_WHAT YOU HAVE TO DO_.
Return the records, each one exactly as written.
>> Begin
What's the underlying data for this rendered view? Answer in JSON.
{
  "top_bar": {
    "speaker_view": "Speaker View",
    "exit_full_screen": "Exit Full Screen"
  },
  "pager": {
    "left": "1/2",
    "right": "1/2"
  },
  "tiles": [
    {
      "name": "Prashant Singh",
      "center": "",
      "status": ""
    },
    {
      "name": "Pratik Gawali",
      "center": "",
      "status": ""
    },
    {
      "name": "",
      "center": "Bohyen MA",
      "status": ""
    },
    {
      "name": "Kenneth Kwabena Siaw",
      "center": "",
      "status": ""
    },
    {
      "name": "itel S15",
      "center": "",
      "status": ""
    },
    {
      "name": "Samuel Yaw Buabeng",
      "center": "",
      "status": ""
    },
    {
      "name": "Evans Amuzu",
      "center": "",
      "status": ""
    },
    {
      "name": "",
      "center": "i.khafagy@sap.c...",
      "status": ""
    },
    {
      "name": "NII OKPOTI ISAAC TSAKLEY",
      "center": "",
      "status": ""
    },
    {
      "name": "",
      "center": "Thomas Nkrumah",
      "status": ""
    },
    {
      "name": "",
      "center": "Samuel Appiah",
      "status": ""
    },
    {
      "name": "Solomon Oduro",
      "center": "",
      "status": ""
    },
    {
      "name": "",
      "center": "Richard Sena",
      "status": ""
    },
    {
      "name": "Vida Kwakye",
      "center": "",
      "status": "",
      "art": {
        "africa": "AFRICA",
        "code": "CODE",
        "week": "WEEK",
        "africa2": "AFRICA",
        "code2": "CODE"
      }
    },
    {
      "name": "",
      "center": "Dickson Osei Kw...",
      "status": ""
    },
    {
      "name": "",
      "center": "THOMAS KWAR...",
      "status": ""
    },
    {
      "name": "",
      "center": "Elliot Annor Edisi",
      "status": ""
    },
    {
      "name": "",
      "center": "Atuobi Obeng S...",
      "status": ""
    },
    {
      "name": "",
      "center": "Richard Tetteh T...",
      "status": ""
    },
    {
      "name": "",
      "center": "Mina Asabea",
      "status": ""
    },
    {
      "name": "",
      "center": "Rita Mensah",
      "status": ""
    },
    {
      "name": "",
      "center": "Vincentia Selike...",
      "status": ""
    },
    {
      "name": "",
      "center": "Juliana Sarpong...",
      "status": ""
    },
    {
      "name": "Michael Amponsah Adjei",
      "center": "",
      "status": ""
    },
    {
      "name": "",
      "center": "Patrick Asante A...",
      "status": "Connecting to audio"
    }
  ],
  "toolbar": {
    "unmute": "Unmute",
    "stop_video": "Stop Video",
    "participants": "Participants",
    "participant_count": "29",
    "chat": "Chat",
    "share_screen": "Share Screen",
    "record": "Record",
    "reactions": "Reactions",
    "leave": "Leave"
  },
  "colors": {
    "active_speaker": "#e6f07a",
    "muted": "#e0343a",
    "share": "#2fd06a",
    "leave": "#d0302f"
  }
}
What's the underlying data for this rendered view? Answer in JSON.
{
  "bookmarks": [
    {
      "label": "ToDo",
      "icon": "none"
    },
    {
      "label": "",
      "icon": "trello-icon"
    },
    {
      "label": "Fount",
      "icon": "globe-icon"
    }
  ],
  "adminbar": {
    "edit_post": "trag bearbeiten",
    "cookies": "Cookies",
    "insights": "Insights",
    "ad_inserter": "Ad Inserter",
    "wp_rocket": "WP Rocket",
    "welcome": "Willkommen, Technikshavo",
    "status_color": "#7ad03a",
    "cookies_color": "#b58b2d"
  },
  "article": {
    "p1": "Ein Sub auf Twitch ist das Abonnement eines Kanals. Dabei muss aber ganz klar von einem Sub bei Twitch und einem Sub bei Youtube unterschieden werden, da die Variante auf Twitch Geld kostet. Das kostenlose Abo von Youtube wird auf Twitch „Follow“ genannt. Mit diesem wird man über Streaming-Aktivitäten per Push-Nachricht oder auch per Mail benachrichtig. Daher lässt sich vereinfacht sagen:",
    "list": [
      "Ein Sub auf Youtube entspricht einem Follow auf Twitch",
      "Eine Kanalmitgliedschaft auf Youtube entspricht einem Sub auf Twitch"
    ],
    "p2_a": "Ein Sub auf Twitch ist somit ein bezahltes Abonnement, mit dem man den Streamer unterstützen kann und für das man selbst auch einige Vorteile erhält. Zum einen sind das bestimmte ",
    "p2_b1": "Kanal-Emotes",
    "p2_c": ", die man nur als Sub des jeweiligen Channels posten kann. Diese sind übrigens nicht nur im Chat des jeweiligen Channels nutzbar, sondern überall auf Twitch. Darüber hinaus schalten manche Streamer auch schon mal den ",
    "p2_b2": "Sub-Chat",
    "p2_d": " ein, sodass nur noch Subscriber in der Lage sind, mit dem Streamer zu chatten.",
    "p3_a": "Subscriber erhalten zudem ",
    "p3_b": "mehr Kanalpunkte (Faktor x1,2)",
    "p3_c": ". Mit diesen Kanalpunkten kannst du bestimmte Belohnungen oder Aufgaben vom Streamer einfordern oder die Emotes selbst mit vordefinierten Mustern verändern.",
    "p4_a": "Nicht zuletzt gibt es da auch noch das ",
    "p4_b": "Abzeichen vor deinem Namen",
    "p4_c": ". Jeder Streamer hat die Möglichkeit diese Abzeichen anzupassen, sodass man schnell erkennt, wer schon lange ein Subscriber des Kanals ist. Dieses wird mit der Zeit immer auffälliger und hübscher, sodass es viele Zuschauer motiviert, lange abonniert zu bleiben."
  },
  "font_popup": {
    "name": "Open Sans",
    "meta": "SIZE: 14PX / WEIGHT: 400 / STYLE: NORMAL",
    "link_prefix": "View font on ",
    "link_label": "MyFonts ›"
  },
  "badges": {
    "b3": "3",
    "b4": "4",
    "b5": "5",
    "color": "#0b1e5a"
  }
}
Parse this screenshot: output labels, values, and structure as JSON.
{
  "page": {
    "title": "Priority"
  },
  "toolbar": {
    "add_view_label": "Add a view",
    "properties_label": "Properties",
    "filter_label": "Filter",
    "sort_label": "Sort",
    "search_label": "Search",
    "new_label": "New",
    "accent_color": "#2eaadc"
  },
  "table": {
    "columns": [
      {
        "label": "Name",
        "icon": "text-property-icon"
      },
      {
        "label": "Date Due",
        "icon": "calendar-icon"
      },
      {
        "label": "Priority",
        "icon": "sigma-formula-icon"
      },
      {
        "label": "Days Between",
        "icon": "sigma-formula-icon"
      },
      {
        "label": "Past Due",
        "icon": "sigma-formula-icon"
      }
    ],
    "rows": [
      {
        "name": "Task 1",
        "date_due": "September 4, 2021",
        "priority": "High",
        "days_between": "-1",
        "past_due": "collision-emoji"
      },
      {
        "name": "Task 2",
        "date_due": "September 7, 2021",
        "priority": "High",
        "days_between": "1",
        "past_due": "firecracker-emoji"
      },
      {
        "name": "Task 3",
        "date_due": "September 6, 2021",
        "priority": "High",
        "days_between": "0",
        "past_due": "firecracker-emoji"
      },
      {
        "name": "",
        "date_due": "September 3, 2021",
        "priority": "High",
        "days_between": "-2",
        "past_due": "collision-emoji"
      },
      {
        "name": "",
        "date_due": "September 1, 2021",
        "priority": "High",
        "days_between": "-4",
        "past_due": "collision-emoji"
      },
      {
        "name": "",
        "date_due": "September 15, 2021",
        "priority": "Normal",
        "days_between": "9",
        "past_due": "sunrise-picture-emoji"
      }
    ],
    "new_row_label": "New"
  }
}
>> End
_FINISHED ANSWER_.
What's the underlying data for this rendered view? Answer in JSON.
{
  "top_bar": {
    "speaker_view": "Speaker View",
    "exit_full_screen": "Exit Full Screen"
  },
  "pager": {
    "left": "1/2",
    "right": "1/2"
  },
  "tiles": [
    {
      "name": "Prashant Singh",
      "center": "",
      "status": ""
    },
    {
      "name": "Pratik Gawali",
      "center": "",
      "status": ""
    },
    {
      "name": "",
      "center": "Bohyen MA",
      "status": ""
    },
    {
      "name": "Kenneth Kwabena Siaw",
      "center": "",
      "status": ""
    },
    {
      "name": "itel S15",
      "center": "",
      "status": ""
    },
    {
      "name": "Samuel Yaw Buabeng",
      "center": "",
      "status": ""
    },
    {
      "name": "Evans Amuzu",
      "center": "",
      "status": ""
    },
    {
      "name": "",
      "center": "i.khafagy@sap.c...",
      "status": ""
    },
    {
      "name": "NII OKPOTI ISAAC TSAKLEY",
      "center": "",
      "status": ""
    },
    {
      "name": "",
      "center": "Thomas Nkrumah",
      "status": ""
    },
    {
      "name": "",
      "center": "Samuel Appiah",
      "status": ""
    },
    {
      "name": "Solomon Oduro",
      "center": "",
      "status": ""
    },
    {
      "name": "",
      "center": "Richard Sena",
      "status": ""
    },
    {
      "name": "Vida Kwakye",
      "center": "",
      "status": "",
      "art": {
        "africa": "AFRICA",
        "code": "CODE",
        "week": "WEEK",
        "africa2": "AFRICA",
        "code2": "CODE"
      }
    },
    {
      "name": "",
      "center": "Dickson Osei Kw...",
      "status": ""
    },
    {
      "name": "",
      "center": "THOMAS KWAR...",
      "status": ""
    },
    {
      "name": "",
      "center": "Elliot Annor Edisi",
      "status": ""
    },
    {
      "name": "",
      "center": "Atuobi Obeng S...",
      "status": ""
    },
    {
      "name": "",
      "center": "Richard Tetteh T...",
      "status": ""
    },
    {
      "name": "",
      "center": "Mina Asabea",
      "status": ""
    },
    {
      "name": "",
      "center": "Rita Mensah",
      "status": ""
    },
    {
      "name": "",
      "center": "Vincentia Selike...",
      "status": ""
    },
    {
      "name": "",
      "center": "Juliana Sarpong...",
      "status": ""
    },
    {
      "name": "Michael Amponsah Adjei",
      "center": "",
      "status": ""
    },
    {
      "name": "",
      "center": "Patrick Asante A...",
      "status": "Connecting to audio"
    }
  ],
  "toolbar": {
    "unmute": "Unmute",
    "stop_video": "Stop Video",
    "participants": "Participants",
    "participant_count": "29",
    "chat": "Chat",
    "share_screen": "Share Screen",
    "record": "Record",
    "reactions": "Reactions",
    "leave": "Leave"
  },
  "colors": {
    "active_speaker": "#e6f07a",
    "muted": "#e0343a",
    "share": "#2fd06a",
    "leave": "#d0302f"
  }
}
What's the underlying data for this rendered view? Answer in JSON.
{
  "bookmarks": [
    {
      "label": "ToDo",
      "icon": "none"
    },
    {
      "label": "",
      "icon": "trello-icon"
    },
    {
      "label": "Fount",
      "icon": "globe-icon"
    }
  ],
  "adminbar": {
    "edit_post": "trag bearbeiten",
    "cookies": "Cookies",
    "insights": "Insights",
    "ad_inserter": "Ad Inserter",
    "wp_rocket": "WP Rocket",
    "welcome": "Willkommen, Technikshavo",
    "status_color": "#7ad03a",
    "cookies_color": "#b58b2d"
  },
  "article": {
    "p1": "Ein Sub auf Twitch ist das Abonnement eines Kanals. Dabei muss aber ganz klar von einem Sub bei Twitch und einem Sub bei Youtube unterschieden werden, da die Variante auf Twitch Geld kostet. Das kostenlose Abo von Youtube wird auf Twitch „Follow“ genannt. Mit diesem wird man über Streaming-Aktivitäten per Push-Nachricht oder auch per Mail benachrichtig. Daher lässt sich vereinfacht sagen:",
    "list": [
      "Ein Sub auf Youtube entspricht einem Follow auf Twitch",
      "Eine Kanalmitgliedschaft auf Youtube entspricht einem Sub auf Twitch"
    ],
    "p2_a": "Ein Sub auf Twitch ist somit ein bezahltes Abonnement, mit dem man den Streamer unterstützen kann und für das man selbst auch einige Vorteile erhält. Zum einen sind das bestimmte ",
    "p2_b1": "Kanal-Emotes",
    "p2_c": ", die man nur als Sub des jeweiligen Channels posten kann. Diese sind übrigens nicht nur im Chat des jeweiligen Channels nutzbar, sondern überall auf Twitch. Darüber hinaus schalten manche Streamer auch schon mal den ",
    "p2_b2": "Sub-Chat",
    "p2_d": " ein, sodass nur noch Subscriber in der Lage sind, mit dem Streamer zu chatten.",
    "p3_a": "Subscriber erhalten zudem ",
    "p3_b": "mehr Kanalpunkte (Faktor x1,2)",
    "p3_c": ". Mit diesen Kanalpunkten kannst du bestimmte Belohnungen oder Aufgaben vom Streamer einfordern oder die Emotes selbst mit vordefinierten Mustern verändern.",
    "p4_a": "Nicht zuletzt gibt es da auch noch das ",
    "p4_b": "Abzeichen vor deinem Namen",
    "p4_c": ". Jeder Streamer hat die Möglichkeit diese Abzeichen anzupassen, sodass man schnell erkennt, wer schon lange ein Subscriber des Kanals ist. Dieses wird mit der Zeit immer auffälliger und hübscher, sodass es viele Zuschauer motiviert, lange abonniert zu bleiben."
  },
  "font_popup": {
    "name": "Open Sans",
    "meta": "SIZE: 14PX / WEIGHT: 400 / STYLE: NORMAL",
    "link_prefix": "View font on ",
    "link_label": "MyFonts ›"
  },
  "badges": {
    "b3": "3",
    "b4": "4",
    "b5": "5",
    "color": "#0b1e5a"
  }
}
Parse this screenshot: output labels, values, and structure as JSON.
{
  "page": {
    "title": "Priority"
  },
  "toolbar": {
    "add_view_label": "Add a view",
    "properties_label": "Properties",
    "filter_label": "Filter",
    "sort_label": "Sort",
    "search_label": "Search",
    "new_label": "New",
    "accent_color": "#2eaadc"
  },
  "table": {
    "columns": [
      {
        "label": "Name",
        "icon": "text-property-icon"
      },
      {
        "label": "Date Due",
        "icon": "calendar-icon"
      },
      {
        "label": "Priority",
        "icon": "sigma-formula-icon"
      },
      {
        "label": "Days Between",
        "icon": "sigma-formula-icon"
      },
      {
        "label": "Past Due",
        "icon": "sigma-formula-icon"
      }
    ],
    "rows": [
      {
        "name": "Task 1",
        "date_due": "September 4, 2021",
        "priority": "High",
        "days_between": "-1",
        "past_due": "collision-emoji"
      },
      {
        "name": "Task 2",
        "date_due": "September 7, 2021",
        "priority": "High",
        "days_between": "1",
        "past_due": "firecracker-emoji"
      },
      {
        "name": "Task 3",
        "date_due": "September 6, 2021",
        "priority": "High",
        "days_between": "0",
        "past_due": "firecracker-emoji"
      },
      {
        "name": "",
        "date_due": "September 3, 2021",
        "priority": "High",
        "days_between": "-2",
        "past_due": "collision-emoji"
      },
      {
        "name": "",
        "date_due": "September 1, 2021",
        "priority": "High",
        "days_between": "-4",
        "past_due": "collision-emoji"
      },
      {
        "name": "",
        "date_due": "September 15, 2021",
        "priority": "Normal",
        "days_between": "9",
        "past_due": "sunrise-picture-emoji"
      }
    ],
    "new_row_label": "New"
  }
}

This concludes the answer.